Material provided:
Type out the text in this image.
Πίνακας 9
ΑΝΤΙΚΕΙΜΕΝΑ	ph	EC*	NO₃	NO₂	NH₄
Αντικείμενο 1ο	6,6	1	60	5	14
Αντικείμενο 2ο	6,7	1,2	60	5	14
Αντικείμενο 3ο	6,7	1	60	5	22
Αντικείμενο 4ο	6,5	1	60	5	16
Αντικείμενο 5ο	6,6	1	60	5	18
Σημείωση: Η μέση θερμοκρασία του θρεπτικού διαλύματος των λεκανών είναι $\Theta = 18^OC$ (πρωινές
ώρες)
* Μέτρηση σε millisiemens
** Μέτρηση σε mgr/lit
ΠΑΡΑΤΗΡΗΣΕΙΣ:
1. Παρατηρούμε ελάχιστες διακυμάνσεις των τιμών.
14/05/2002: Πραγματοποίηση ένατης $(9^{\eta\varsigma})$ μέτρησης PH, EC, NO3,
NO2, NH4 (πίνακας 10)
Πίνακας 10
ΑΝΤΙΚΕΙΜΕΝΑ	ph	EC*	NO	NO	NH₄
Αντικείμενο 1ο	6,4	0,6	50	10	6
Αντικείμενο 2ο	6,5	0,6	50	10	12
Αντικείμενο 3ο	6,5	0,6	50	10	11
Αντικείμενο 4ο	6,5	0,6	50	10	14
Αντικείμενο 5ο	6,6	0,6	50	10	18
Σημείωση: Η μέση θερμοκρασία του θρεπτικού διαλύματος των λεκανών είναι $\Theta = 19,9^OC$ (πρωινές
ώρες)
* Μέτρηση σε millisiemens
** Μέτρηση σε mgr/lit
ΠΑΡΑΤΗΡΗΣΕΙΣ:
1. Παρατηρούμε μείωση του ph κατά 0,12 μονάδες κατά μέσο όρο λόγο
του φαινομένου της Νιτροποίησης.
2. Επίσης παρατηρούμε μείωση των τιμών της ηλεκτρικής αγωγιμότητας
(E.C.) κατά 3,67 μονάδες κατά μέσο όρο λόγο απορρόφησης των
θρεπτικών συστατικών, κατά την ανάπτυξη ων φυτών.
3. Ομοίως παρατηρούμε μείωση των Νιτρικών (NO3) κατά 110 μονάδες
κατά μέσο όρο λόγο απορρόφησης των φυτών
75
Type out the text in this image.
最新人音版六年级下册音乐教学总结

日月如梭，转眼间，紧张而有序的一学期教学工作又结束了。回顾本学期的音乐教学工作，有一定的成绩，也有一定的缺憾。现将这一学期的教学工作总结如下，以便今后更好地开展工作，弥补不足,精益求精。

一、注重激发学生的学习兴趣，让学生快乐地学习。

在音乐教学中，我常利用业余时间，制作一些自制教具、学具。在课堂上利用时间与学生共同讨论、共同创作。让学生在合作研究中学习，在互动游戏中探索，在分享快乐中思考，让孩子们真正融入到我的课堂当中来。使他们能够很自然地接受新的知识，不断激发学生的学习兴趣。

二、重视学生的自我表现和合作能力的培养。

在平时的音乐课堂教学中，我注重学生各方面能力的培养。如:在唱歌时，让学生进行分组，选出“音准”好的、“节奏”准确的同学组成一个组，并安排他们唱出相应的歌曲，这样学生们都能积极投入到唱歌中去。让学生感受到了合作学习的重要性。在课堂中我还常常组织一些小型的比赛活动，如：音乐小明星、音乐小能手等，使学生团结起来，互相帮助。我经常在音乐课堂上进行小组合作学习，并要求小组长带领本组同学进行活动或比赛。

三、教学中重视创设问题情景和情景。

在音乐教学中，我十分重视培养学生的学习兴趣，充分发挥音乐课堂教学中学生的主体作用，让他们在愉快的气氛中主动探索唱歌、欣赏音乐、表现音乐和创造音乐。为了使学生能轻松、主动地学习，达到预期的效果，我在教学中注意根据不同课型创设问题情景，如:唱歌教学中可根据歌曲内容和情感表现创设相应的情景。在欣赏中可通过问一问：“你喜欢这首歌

Stated goal: Output every record above exactly as it appears.

Response for this exercise:
Type out the text in this image.
Πίνακας 9
ΑΝΤΙΚΕΙΜΕΝΑ	ph	EC*	NO₃	NO₂	NH₄
Αντικείμενο 1ο	6,6	1	60	5	14
Αντικείμενο 2ο	6,7	1,2	60	5	14
Αντικείμενο 3ο	6,7	1	60	5	22
Αντικείμενο 4ο	6,5	1	60	5	16
Αντικείμενο 5ο	6,6	1	60	5	18
Σημείωση: Η μέση θερμοκρασία του θρεπτικού διαλύματος των λεκανών είναι $\Theta = 18^OC$ (πρωινές
ώρες)
* Μέτρηση σε millisiemens
** Μέτρηση σε mgr/lit
ΠΑΡΑΤΗΡΗΣΕΙΣ:
1. Παρατηρούμε ελάχιστες διακυμάνσεις των τιμών.
14/05/2002: Πραγματοποίηση ένατης $(9^{\eta\varsigma})$ μέτρησης PH, EC, NO3,
NO2, NH4 (πίνακας 10)
Πίνακας 10
ΑΝΤΙΚΕΙΜΕΝΑ	ph	EC*	NO	NO	NH₄
Αντικείμενο 1ο	6,4	0,6	50	10	6
Αντικείμενο 2ο	6,5	0,6	50	10	12
Αντικείμενο 3ο	6,5	0,6	50	10	11
Αντικείμενο 4ο	6,5	0,6	50	10	14
Αντικείμενο 5ο	6,6	0,6	50	10	18
Σημείωση: Η μέση θερμοκρασία του θρεπτικού διαλύματος των λεκανών είναι $\Theta = 19,9^OC$ (πρωινές
ώρες)
* Μέτρηση σε millisiemens
** Μέτρηση σε mgr/lit
ΠΑΡΑΤΗΡΗΣΕΙΣ:
1. Παρατηρούμε μείωση του ph κατά 0,12 μονάδες κατά μέσο όρο λόγο
του φαινομένου της Νιτροποίησης.
2. Επίσης παρατηρούμε μείωση των τιμών της ηλεκτρικής αγωγιμότητας
(E.C.) κατά 3,67 μονάδες κατά μέσο όρο λόγο απορρόφησης των
θρεπτικών συστατικών, κατά την ανάπτυξη ων φυτών.
3. Ομοίως παρατηρούμε μείωση των Νιτρικών (NO3) κατά 110 μονάδες
κατά μέσο όρο λόγο απορρόφησης των φυτών
75
Type out the text in this image.
最新人音版六年级下册音乐教学总结

日月如梭，转眼间，紧张而有序的一学期教学工作又结束了。回顾本学期的音乐教学工作，有一定的成绩，也有一定的缺憾。现将这一学期的教学工作总结如下，以便今后更好地开展工作，弥补不足,精益求精。

一、注重激发学生的学习兴趣，让学生快乐地学习。

在音乐教学中，我常利用业余时间，制作一些自制教具、学具。在课堂上利用时间与学生共同讨论、共同创作。让学生在合作研究中学习，在互动游戏中探索，在分享快乐中思考，让孩子们真正融入到我的课堂当中来。使他们能够很自然地接受新的知识，不断激发学生的学习兴趣。

二、重视学生的自我表现和合作能力的培养。

在平时的音乐课堂教学中，我注重学生各方面能力的培养。如:在唱歌时，让学生进行分组，选出“音准”好的、“节奏”准确的同学组成一个组，并安排他们唱出相应的歌曲，这样学生们都能积极投入到唱歌中去。让学生感受到了合作学习的重要性。在课堂中我还常常组织一些小型的比赛活动，如：音乐小明星、音乐小能手等，使学生团结起来，互相帮助。我经常在音乐课堂上进行小组合作学习，并要求小组长带领本组同学进行活动或比赛。

三、教学中重视创设问题情景和情景。

在音乐教学中，我十分重视培养学生的学习兴趣，充分发挥音乐课堂教学中学生的主体作用，让他们在愉快的气氛中主动探索唱歌、欣赏音乐、表现音乐和创造音乐。为了使学生能轻松、主动地学习，达到预期的效果，我在教学中注意根据不同课型创设问题情景，如:唱歌教学中可根据歌曲内容和情感表现创设相应的情景。在欣赏中可通过问一问：“你喜欢这首歌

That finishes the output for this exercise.